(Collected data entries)
-- Begin --

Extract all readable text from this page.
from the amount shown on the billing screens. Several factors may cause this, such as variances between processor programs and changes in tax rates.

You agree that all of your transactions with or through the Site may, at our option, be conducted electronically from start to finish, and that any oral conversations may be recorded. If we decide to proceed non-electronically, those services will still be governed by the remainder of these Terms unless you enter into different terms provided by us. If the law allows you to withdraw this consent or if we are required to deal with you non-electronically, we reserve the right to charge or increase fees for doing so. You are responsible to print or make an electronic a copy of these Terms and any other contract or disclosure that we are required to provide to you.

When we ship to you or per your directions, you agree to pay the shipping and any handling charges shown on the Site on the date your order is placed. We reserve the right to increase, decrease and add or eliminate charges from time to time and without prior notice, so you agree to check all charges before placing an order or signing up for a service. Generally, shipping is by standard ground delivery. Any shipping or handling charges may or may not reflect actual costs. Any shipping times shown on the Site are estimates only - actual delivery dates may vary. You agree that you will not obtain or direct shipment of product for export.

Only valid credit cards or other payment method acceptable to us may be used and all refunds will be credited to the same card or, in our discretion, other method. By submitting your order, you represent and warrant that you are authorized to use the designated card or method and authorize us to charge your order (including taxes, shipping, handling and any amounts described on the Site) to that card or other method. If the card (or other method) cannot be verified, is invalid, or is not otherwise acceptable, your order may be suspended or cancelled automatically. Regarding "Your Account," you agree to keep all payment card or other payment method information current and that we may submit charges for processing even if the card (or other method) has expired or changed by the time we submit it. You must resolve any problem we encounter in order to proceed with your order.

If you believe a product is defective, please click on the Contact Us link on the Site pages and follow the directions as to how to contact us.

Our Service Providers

-- End --

What you should do: Copy all the records above exactly, missing none.

Task result:
Extract all readable text from this page.
from the amount shown on the billing screens. Several factors may cause this, such as variances between processor programs and changes in tax rates.

You agree that all of your transactions with or through the Site may, at our option, be conducted electronically from start to finish, and that any oral conversations may be recorded. If we decide to proceed non-electronically, those services will still be governed by the remainder of these Terms unless you enter into different terms provided by us. If the law allows you to withdraw this consent or if we are required to deal with you non-electronically, we reserve the right to charge or increase fees for doing so. You are responsible to print or make an electronic a copy of these Terms and any other contract or disclosure that we are required to provide to you.

When we ship to you or per your directions, you agree to pay the shipping and any handling charges shown on the Site on the date your order is placed. We reserve the right to increase, decrease and add or eliminate charges from time to time and without prior notice, so you agree to check all charges before placing an order or signing up for a service. Generally, shipping is by standard ground delivery. Any shipping or handling charges may or may not reflect actual costs. Any shipping times shown on the Site are estimates only - actual delivery dates may vary. You agree that you will not obtain or direct shipment of product for export.

Only valid credit cards or other payment method acceptable to us may be used and all refunds will be credited to the same card or, in our discretion, other method. By submitting your order, you represent and warrant that you are authorized to use the designated card or method and authorize us to charge your order (including taxes, shipping, handling and any amounts described on the Site) to that card or other method. If the card (or other method) cannot be verified, is invalid, or is not otherwise acceptable, your order may be suspended or cancelled automatically. Regarding "Your Account," you agree to keep all payment card or other payment method information current and that we may submit charges for processing even if the card (or other method) has expired or changed by the time we submit it. You must resolve any problem we encounter in order to proceed with your order.

If you believe a product is defective, please click on the Contact Us link on the Site pages and follow the directions as to how to contact us.

Our Service Providers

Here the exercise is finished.